**Stored data:**
● ● ●
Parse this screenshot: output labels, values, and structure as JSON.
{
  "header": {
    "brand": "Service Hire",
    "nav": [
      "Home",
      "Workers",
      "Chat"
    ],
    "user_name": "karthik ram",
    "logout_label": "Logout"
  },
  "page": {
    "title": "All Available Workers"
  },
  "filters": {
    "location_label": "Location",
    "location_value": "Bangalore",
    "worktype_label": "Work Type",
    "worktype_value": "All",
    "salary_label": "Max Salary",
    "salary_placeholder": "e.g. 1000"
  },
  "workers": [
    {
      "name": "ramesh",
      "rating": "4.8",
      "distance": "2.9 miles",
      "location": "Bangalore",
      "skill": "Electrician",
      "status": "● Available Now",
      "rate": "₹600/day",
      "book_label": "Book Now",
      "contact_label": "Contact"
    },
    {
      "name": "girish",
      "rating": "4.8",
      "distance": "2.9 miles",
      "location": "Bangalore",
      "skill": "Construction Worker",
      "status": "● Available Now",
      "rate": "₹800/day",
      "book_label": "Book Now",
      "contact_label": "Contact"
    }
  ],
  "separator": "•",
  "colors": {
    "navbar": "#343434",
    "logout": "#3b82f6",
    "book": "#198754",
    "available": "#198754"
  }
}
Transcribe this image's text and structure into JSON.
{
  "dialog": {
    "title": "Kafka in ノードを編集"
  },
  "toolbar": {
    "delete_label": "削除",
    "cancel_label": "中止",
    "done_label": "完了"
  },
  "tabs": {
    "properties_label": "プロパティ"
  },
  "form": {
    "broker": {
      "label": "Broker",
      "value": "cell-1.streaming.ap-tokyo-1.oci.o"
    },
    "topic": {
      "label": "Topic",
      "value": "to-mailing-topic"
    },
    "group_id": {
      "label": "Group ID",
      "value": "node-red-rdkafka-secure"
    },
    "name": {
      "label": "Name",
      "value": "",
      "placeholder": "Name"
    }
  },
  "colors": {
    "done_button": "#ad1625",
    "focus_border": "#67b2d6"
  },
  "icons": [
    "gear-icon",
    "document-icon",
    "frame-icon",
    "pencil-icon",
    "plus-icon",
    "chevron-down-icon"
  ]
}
● ● ●
**Required work:**
Single out each line of the records above with the string "structure" in it, and copy it.

**Exercise solution:**
Parse this screenshot: output labels, values, and structure as JSON.
Transcribe this image's text and structure into JSON.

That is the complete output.